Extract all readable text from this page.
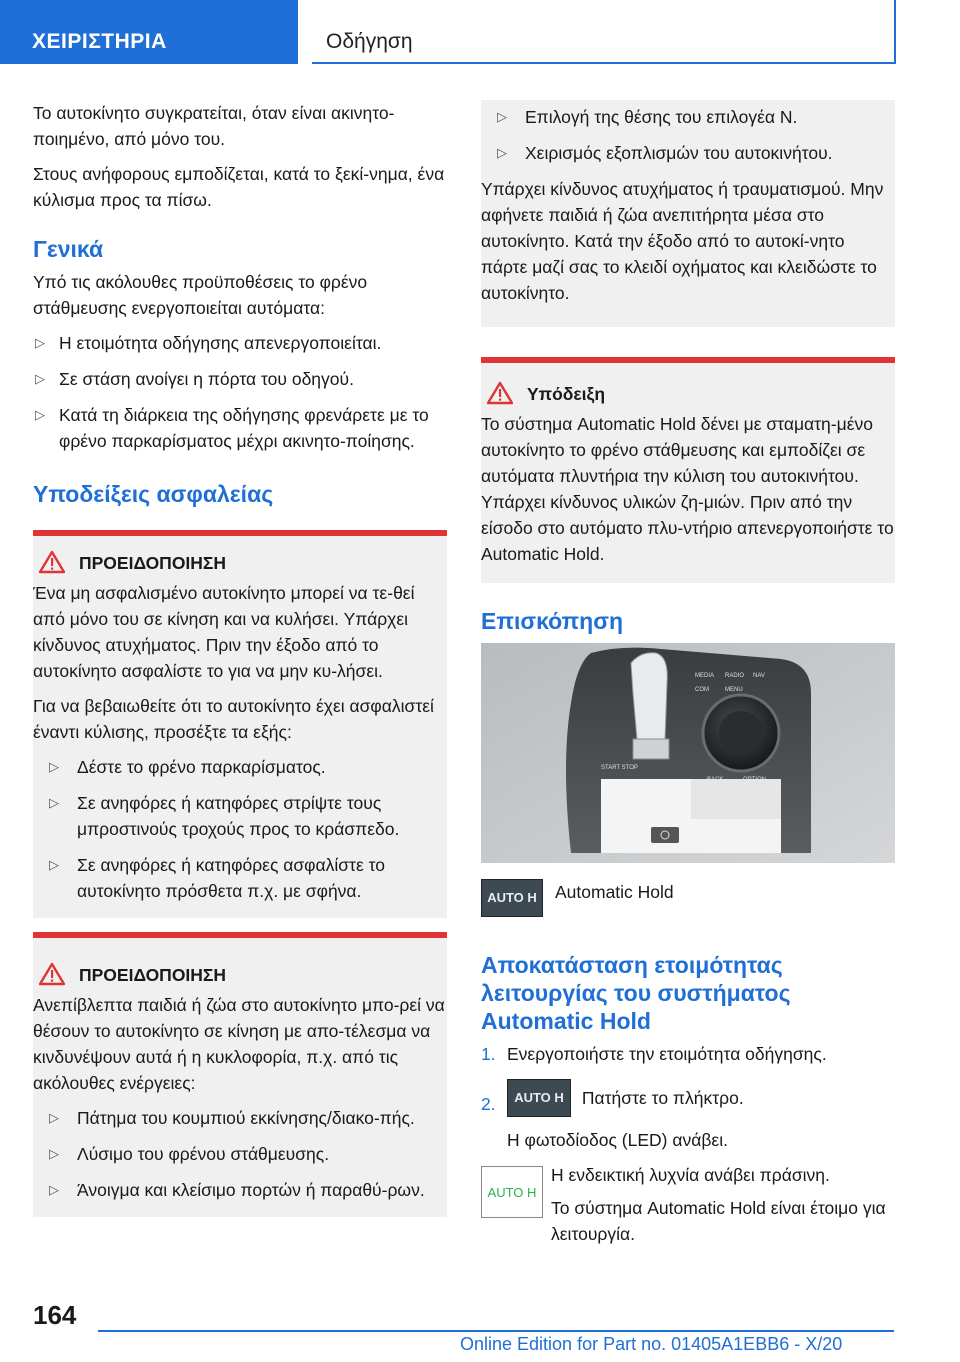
ΧΕΙΡΙΣΤΗΡΙΑ	Οδήγηση

Το αυτοκίνητο συγκρατείται, όταν είναι ακινητο-ποιημένο, από μόνο του.

Στους ανήφορους εμποδίζεται, κατά το ξεκί-νημα, ένα κύλισμα προς τα πίσω.

Γενικά

Υπό τις ακόλουθες προϋποθέσεις το φρένο στάθμευσης ενεργοποιείται αυτόματα:

▷ Η ετοιμότητα οδήγησης απενεργοποιείται.
▷ Σε στάση ανοίγει η πόρτα του οδηγού.
▷ Κατά τη διάρκεια της οδήγησης φρενάρετε με το φρένο παρκαρίσματος μέχρι ακινητο-ποίησης.
Υποδείξεις ασφαλείας
ΠΡΟΕΙΔΟΠΟΙΗΣΗ

Ένα μη ασφαλισμένο αυτοκίνητο μπορεί να τε-θεί από μόνο του σε κίνηση και να κυλήσει. Υπάρχει κίνδυνος ατυχήματος. Πριν την έξοδο από το αυτοκίνητο ασφαλίστε το για να μην κυ-λήσει.

Για να βεβαιωθείτε ότι το αυτοκίνητο έχει ασφαλιστεί έναντι κύλισης, προσέξτε τα εξής:

▷ Δέστε το φρένο παρκαρίσματος.
▷ Σε ανηφόρες ή κατηφόρες στρίψτε τους μπροστινούς τροχούς προς το κράσπεδο.
▷ Σε ανηφόρες ή κατηφόρες ασφαλίστε το αυτοκίνητο πρόσθετα π.χ. με σφήνα.
ΠΡΟΕΙΔΟΠΟΙΗΣΗ

Ανεπίβλεπτα παιδιά ή ζώα στο αυτοκίνητο μπο-ρεί να θέσουν το αυτοκίνητο σε κίνηση με απο-τέλεσμα να κινδυνέψουν αυτά ή η κυκλοφορία, π.χ. από τις ακόλουθες ενέργειες:

▷ Πάτημα του κουμπιού εκκίνησης/διακο-πής.
▷ Λύσιμο του φρένου στάθμευσης.
▷ Άνοιγμα και κλείσιμο πορτών ή παραθύ-ρων.
▷ Επιλογή της θέσης του επιλογέα N.
▷ Χειρισμός εξοπλισμών του αυτοκινήτου.

Υπάρχει κίνδυνος ατυχήματος ή τραυματισμού. Μην αφήνετε παιδιά ή ζώα ανεπιτήρητα μέσα στο αυτοκίνητο. Κατά την έξοδο από το αυτοκί-νητο πάρτε μαζί σας το κλειδί οχήματος και κλειδώστε το αυτοκίνητο.

Υπόδειξη

Το σύστημα Automatic Hold δένει με σταματη-μένο αυτοκίνητο το φρένο στάθμευσης και εμποδίζει σε αυτόματα πλυντήρια την κύλιση του αυτοκινήτου. Υπάρχει κίνδυνος υλικών ζη-μιών. Πριν από την είσοδο στο αυτόματο πλυ-ντήριο απενεργοποιήστε το Automatic Hold.

Επισκόπηση
MEDIA RADIO NAV
COM	MENU
START STOP
AUTO H	Automatic Hold
Αποκατάσταση ετοιμότητας λειτουργίας του συστήματος Automatic Hold
1. Ενεργοποιήστε την ετοιμότητα οδήγησης.
2. AUTO H Πατήστε το πλήκτρο.

Η φωτοδίοδος (LED) ανάβει.

AUTO H

Η ενδεικτική λυχνία ανάβει πράσινη.

Το σύστημα Automatic Hold είναι έτοιμο για λειτουργία.

164
Online Edition for Part no. 01405A1EBB6 - X/20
● ● ● ● ●
▶ _To be done_: Check every line of the data, and copy the ones that contain "παρκαρίσματος".

▶ _Correct answer_:
▷ Κατά τη διάρκεια της οδήγησης φρενάρετε με το φρένο παρκαρίσματος μέχρι ακινητο-ποίησης.
▷ Δέστε το φρένο παρκαρίσματος.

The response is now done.